**Data entries:**
--- begin ---

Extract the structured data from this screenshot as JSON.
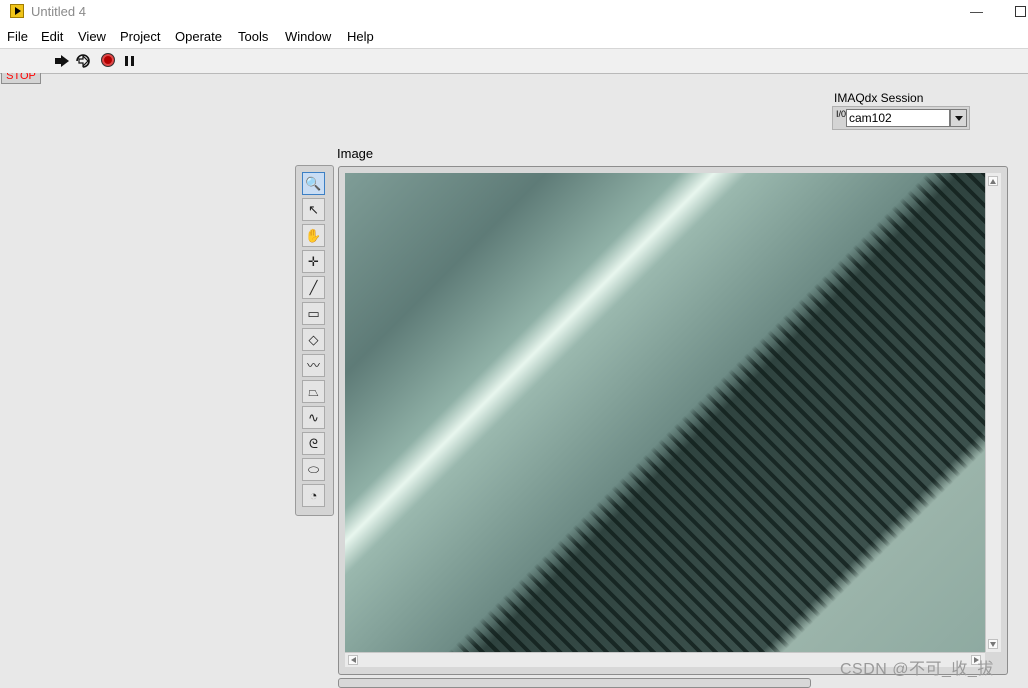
{
  "window": {
    "title": "Untitled 4",
    "minimize": "—"
  },
  "menu": [
    "File",
    "Edit",
    "View",
    "Project",
    "Operate",
    "Tools",
    "Window",
    "Help"
  ],
  "toolbar": {
    "icons": [
      "run-arrow-icon",
      "run-continuously-icon",
      "abort-execution-icon",
      "pause-icon"
    ]
  },
  "front_panel": {
    "stop_label": "STOP",
    "session": {
      "label": "IMAQdx Session",
      "io_glyph": "I/0",
      "value": "cam102"
    },
    "image": {
      "label": "Image"
    }
  },
  "tools_palette": [
    {
      "icon": "zoom-icon",
      "glyph": "🔍",
      "active": true
    },
    {
      "icon": "pointer-icon",
      "glyph": "↖"
    },
    {
      "icon": "pan-hand-icon",
      "glyph": "✋"
    },
    {
      "icon": "crosshair-point-icon",
      "glyph": "✛"
    },
    {
      "icon": "line-icon",
      "glyph": "╱"
    },
    {
      "icon": "rectangle-icon",
      "glyph": "▭"
    },
    {
      "icon": "rotated-rectangle-icon",
      "glyph": "◇"
    },
    {
      "icon": "polyline-icon",
      "glyph": "〰"
    },
    {
      "icon": "polygon-icon",
      "glyph": "⏢"
    },
    {
      "icon": "freehand-line-icon",
      "glyph": "∿"
    },
    {
      "icon": "freehand-region-icon",
      "glyph": "ᘓ"
    },
    {
      "icon": "oval-icon",
      "glyph": "⬭"
    },
    {
      "icon": "annulus-icon",
      "glyph": "◔"
    }
  ],
  "watermark": "CSDN @不可_收_拔"
}
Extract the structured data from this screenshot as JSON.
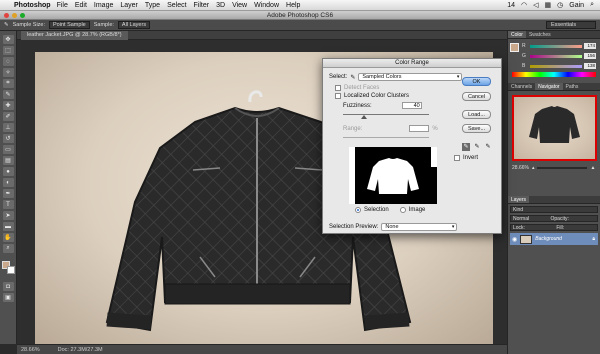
{
  "menubar": {
    "app": "Photoshop",
    "items": [
      "File",
      "Edit",
      "Image",
      "Layer",
      "Type",
      "Select",
      "Filter",
      "3D",
      "View",
      "Window",
      "Help"
    ],
    "battery": "14",
    "user": "Gain"
  },
  "window": {
    "title": "Adobe Photoshop CS6"
  },
  "options": {
    "sample_size_label": "Sample Size:",
    "sample_size_value": "Point Sample",
    "sample_label": "Sample:",
    "sample_value": "All Layers",
    "workspace": "Essentials"
  },
  "document": {
    "tab": "leather Jacket.JPG @ 28.7% (RGB/8*)",
    "zoom": "28.66%",
    "doc_size": "Doc: 27.3M/27.3M"
  },
  "panels": {
    "color_tabs": [
      "Color",
      "Swatches"
    ],
    "channels": [
      {
        "label": "R",
        "value": "174"
      },
      {
        "label": "G",
        "value": "156"
      },
      {
        "label": "B",
        "value": "138"
      }
    ],
    "nav_tabs": [
      "Channels",
      "Navigator",
      "Paths"
    ],
    "nav_zoom": "28.66%",
    "layers_tab": "Layers",
    "kind_label": "Kind",
    "blend_mode": "Normal",
    "opacity_label": "Opacity:",
    "lock_label": "Lock:",
    "fill_label": "Fill:",
    "layer_name": "Background"
  },
  "dialog": {
    "title": "Color Range",
    "select_label": "Select:",
    "select_value": "Sampled Colors",
    "detect_faces": "Detect Faces",
    "localized": "Localized Color Clusters",
    "fuzziness_label": "Fuzziness:",
    "fuzziness_value": "40",
    "range_label": "Range:",
    "range_unit": "%",
    "ok": "OK",
    "cancel": "Cancel",
    "load": "Load...",
    "save": "Save...",
    "invert": "Invert",
    "radio_selection": "Selection",
    "radio_image": "Image",
    "preview_label": "Selection Preview:",
    "preview_value": "None"
  }
}
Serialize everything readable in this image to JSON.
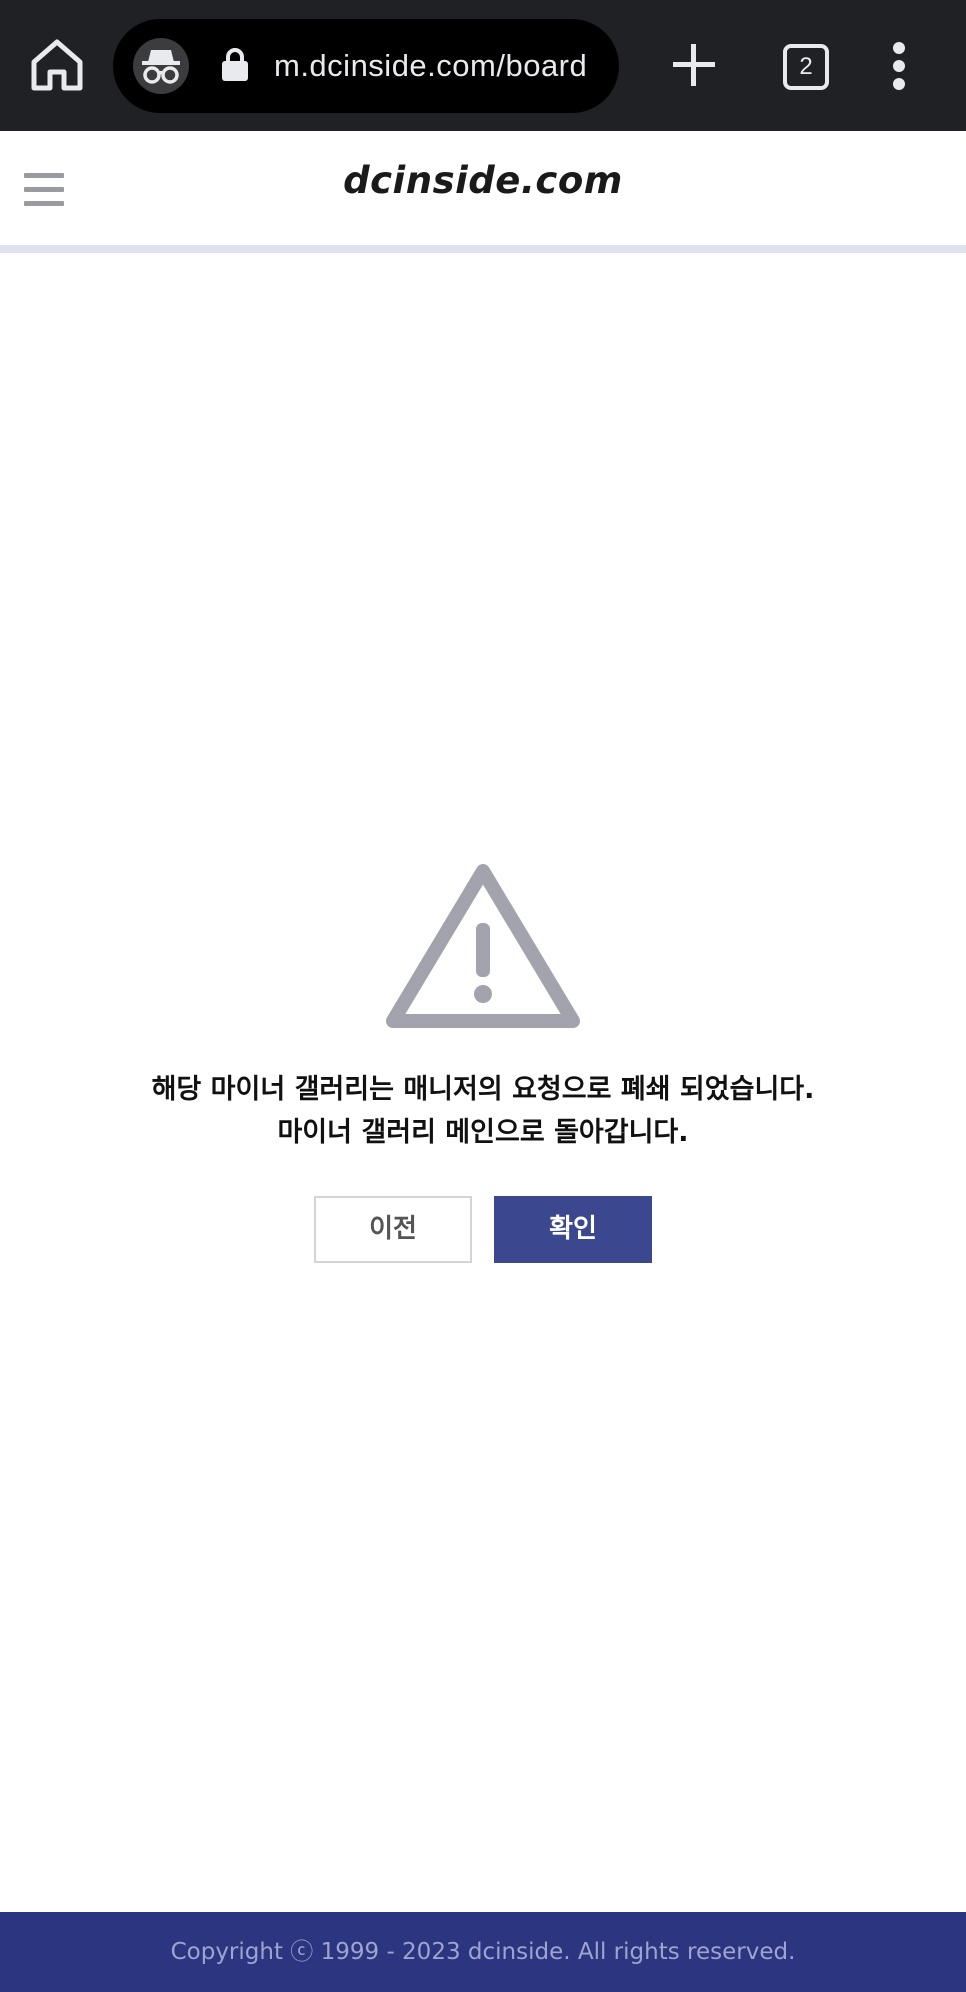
{
  "browser": {
    "url": "m.dcinside.com/board",
    "tab_count": "2",
    "icons": [
      "home-icon",
      "incognito-icon",
      "lock-icon",
      "plus-icon",
      "tabs-icon",
      "more-vert-icon"
    ]
  },
  "header": {
    "logo": "dcinside.com",
    "menu_icon": "hamburger-icon"
  },
  "notice": {
    "icon": "warning-triangle-icon",
    "line1": "해당 마이너 갤러리는 매니저의 요청으로 폐쇄 되었습니다.",
    "line2": "마이너 갤러리 메인으로 돌아갑니다."
  },
  "buttons": {
    "prev_label": "이전",
    "ok_label": "확인"
  },
  "footer": {
    "copyright": "Copyright ⓒ 1999 - 2023 dcinside. All rights reserved."
  },
  "colors": {
    "browser_bar": "#202124",
    "accent": "#3b4890",
    "footer_bg": "#2c3580",
    "icon_gray": "#a2a3ad"
  }
}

--- end ---

**Goal:** Look for "rectangle" and pull out every line that has it.

**Solution below:**
      "icon": "rectangle-icon",
      "icon": "rotated-rectangle-icon",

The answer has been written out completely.